··· ФРАГМЕНТ ТЕКСТА ···

Вскоре после закрытия Парламента краткий период ремиссии закончился, и Эдуард Вудстокский вернулся к прежнему малоподвижному образу жизни. Большую часть времени он болел и практически не путешествовал. С королём, королевским советом и главными должностными лицами страны принц поддерживал связь при помощи гонцов, которые беспрерывно сновали туда-сюда по всей Англии. Впрочем, иногда он находил в себе силы нарушить своё вынужденное затворничество. По крайней мере принц старался не пропускать ежегодного праздника ордена Подвязки, весьма им почитаемого.
В течение 1373 года Эдуард не принимал участия ни в одной из военных кампаний — ни на море, ни в Бретани. Это, кстати, не лучшим образом сказалось на положении Англии. После того, как принц устранился от командования армиями, дела на континенте шли всё хуже и хуже. Очередной поход его брата Джона Гонтского также закончился неудачей. Денег на войну с Францией не хватало, а тут ещё папа Григорий XI попытался ввести церковный налог для организации крестового похода в Палестину. Подобная инициатива не могла найти и не нашла понимания у могущественной партии сторонников продолжения войны с Францией, которую негласно возглавлял принц Эдуард. Новый сбор основательно подорвал бы возможности английского духовенства по предоставлению займов на королевские нужды.

···

__ЗАДАНИЯ__:
1 – Определите, согласуются ли с фрагментом текста утверждения (а), (б) и (в). На каждое ответьте «да» или «нет» и приведите решающие слова фрагмента в виде точной цитаты.
(а) Принц поддерживал связь с королём через гонцов.
(б) В 1373 году Эдуард руководил военной кампанией в Бретани.
(в) Очередной поход Джона Гонтского завершился успешно.
2 – Объясните, опираясь на фрагмент текста, почему партия сторонников войны с Францией не поддержала церковный налог, который предложил папа Григорий XI.

··· ИСХОДНЫЕ ДАННЫЕ ···

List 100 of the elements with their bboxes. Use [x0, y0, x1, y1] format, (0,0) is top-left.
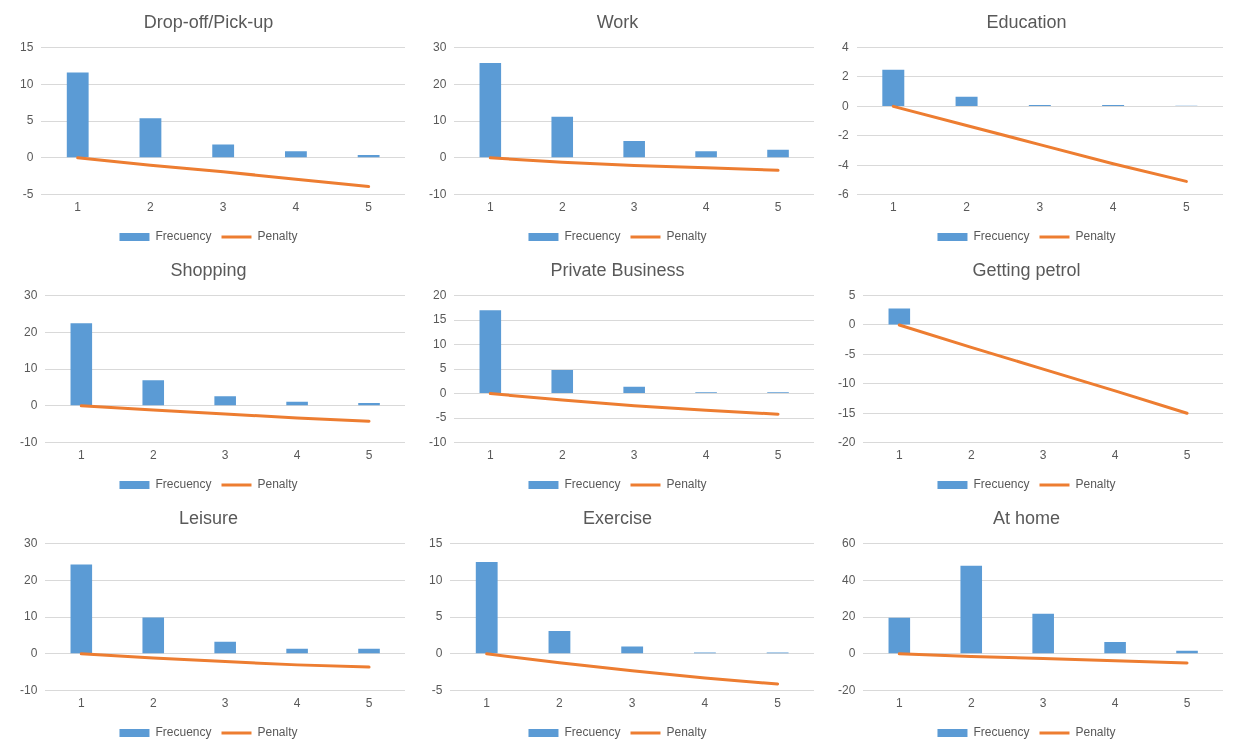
- chart-title: At home: [992, 507, 1061, 528]
- bar: [955, 96, 978, 106]
- x-tick-label: 4: [293, 696, 301, 711]
- y-tick-label: 5: [848, 287, 856, 302]
- bar: [212, 144, 235, 158]
- x-tick-label: 4: [1109, 200, 1117, 215]
- x-tick-label: 1: [895, 696, 903, 711]
- bar: [70, 564, 93, 654]
- legend-label: Penalty: [257, 477, 298, 492]
- y-tick-label: -5: [431, 682, 443, 697]
- bar: [214, 396, 236, 406]
- y-tick-label: -10: [429, 186, 447, 201]
- bar: [623, 140, 645, 158]
- x-tick-label: 4: [293, 448, 301, 463]
- y-tick-label: 10: [23, 361, 38, 376]
- x-tick-label: 1: [895, 448, 903, 463]
- y-tick-label: 4: [841, 39, 849, 54]
- chart-title: Work: [596, 11, 640, 32]
- y-tick-label: -5: [844, 346, 856, 361]
- x-tick-label: 3: [630, 448, 638, 463]
- x-tick-label: 2: [967, 696, 975, 711]
- x-tick-label: 5: [365, 200, 373, 215]
- legend-label: Frecuency: [564, 229, 621, 244]
- x-tick-label: 5: [1183, 448, 1191, 463]
- bar: [139, 118, 162, 158]
- x-tick-label: 2: [147, 200, 155, 215]
- x-tick-label: 4: [1111, 696, 1119, 711]
- bar: [548, 631, 571, 654]
- y-tick-label: 10: [428, 572, 443, 587]
- x-tick-label: 4: [1111, 448, 1119, 463]
- bar: [285, 151, 307, 158]
- x-tick-label: 1: [77, 448, 85, 463]
- bar: [1032, 613, 1054, 654]
- x-tick-label: 1: [889, 200, 897, 215]
- x-tick-label: 1: [483, 696, 491, 711]
- x-tick-label: 3: [219, 200, 227, 215]
- y-tick-label: 30: [432, 39, 447, 54]
- x-tick-label: 5: [365, 696, 373, 711]
- bar: [551, 116, 574, 158]
- chart-title: Drop-off/Pick-up: [143, 11, 274, 32]
- x-tick-label: 2: [558, 448, 566, 463]
- y-tick-label: 15: [19, 39, 34, 54]
- x-tick-label: 5: [774, 696, 782, 711]
- bar: [1104, 641, 1126, 654]
- x-tick-label: 1: [486, 448, 494, 463]
- y-tick-label: 15: [428, 535, 443, 550]
- y-tick-label: 0: [439, 385, 447, 400]
- bar: [623, 386, 645, 394]
- y-tick-label: 10: [432, 336, 447, 351]
- y-tick-label: 0: [439, 150, 447, 165]
- x-tick-label: 5: [1183, 200, 1191, 215]
- legend-label: Frecuency: [155, 229, 212, 244]
- y-tick-label: 0: [435, 646, 443, 661]
- bar: [142, 617, 165, 654]
- bar: [475, 561, 498, 654]
- y-tick-label: 30: [23, 287, 38, 302]
- legend-label: Penalty: [257, 229, 298, 244]
- y-tick-label: 5: [439, 361, 447, 376]
- y-tick-label: 20: [432, 287, 447, 302]
- chart-title: Education: [986, 11, 1067, 32]
- x-tick-label: 2: [149, 448, 157, 463]
- y-tick-label: 40: [841, 572, 856, 587]
- bar: [70, 323, 93, 406]
- x-tick-label: 3: [221, 448, 229, 463]
- x-tick-label: 2: [963, 200, 971, 215]
- x-tick-label: 5: [365, 448, 373, 463]
- y-tick-label: -5: [22, 186, 34, 201]
- x-tick-label: 2: [149, 696, 157, 711]
- legend-label: Frecuency: [155, 725, 212, 740]
- x-tick-label: 1: [77, 696, 85, 711]
- x-tick-label: 3: [628, 696, 636, 711]
- x-tick-label: 2: [967, 448, 975, 463]
- chart-title: Private Business: [550, 259, 685, 280]
- y-tick-label: -2: [838, 128, 849, 143]
- legend-label: Frecuency: [564, 477, 621, 492]
- chart-title: Exercise: [582, 507, 653, 528]
- x-tick-label: 1: [486, 200, 494, 215]
- x-tick-label: 4: [702, 200, 710, 215]
- x-tick-label: 2: [558, 200, 566, 215]
- bar: [551, 370, 574, 394]
- y-tick-label: -4: [838, 157, 849, 172]
- x-tick-label: 3: [1036, 200, 1044, 215]
- x-tick-label: 4: [292, 200, 300, 215]
- legend-label: Penalty: [1075, 725, 1116, 740]
- y-tick-label: 0: [26, 150, 34, 165]
- bar: [479, 63, 502, 158]
- chart-title: Leisure: [178, 507, 239, 528]
- legend-label: Frecuency: [564, 725, 621, 740]
- legend-label: Frecuency: [155, 477, 212, 492]
- bar: [767, 149, 789, 158]
- legend-label: Penalty: [666, 229, 707, 244]
- y-tick-label: -10: [20, 434, 38, 449]
- x-tick-label: 5: [774, 448, 782, 463]
- bar: [479, 310, 502, 394]
- y-tick-label: -20: [838, 434, 856, 449]
- y-tick-label: 0: [841, 98, 849, 113]
- x-tick-label: 2: [556, 696, 564, 711]
- legend-label: Frecuency: [973, 725, 1030, 740]
- x-tick-label: 3: [630, 200, 638, 215]
- y-tick-label: 60: [841, 535, 856, 550]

···

__ОЖИДАЕМЫЕ ОТВЕТЫ__:
1 –
(а) Да: «С королём, королевским советом и главными должностными лицами страны принц поддерживал связь при помощи гонцов».
(б) Нет: «В течение 1373 года Эдуард не принимал участия ни в одной из военных кампаний — ни на море, ни в Бретани».
(в) Нет: «Очередной поход его брата Джона Гонтского также закончился неудачей».

2 – Новый сбор основательно подорвал бы возможности английского духовенства предоставлять займы на королевские нужды. При нехватке денег на войну с Францией это было неприемлемо для партии, которую негласно возглавлял принц Эдуард.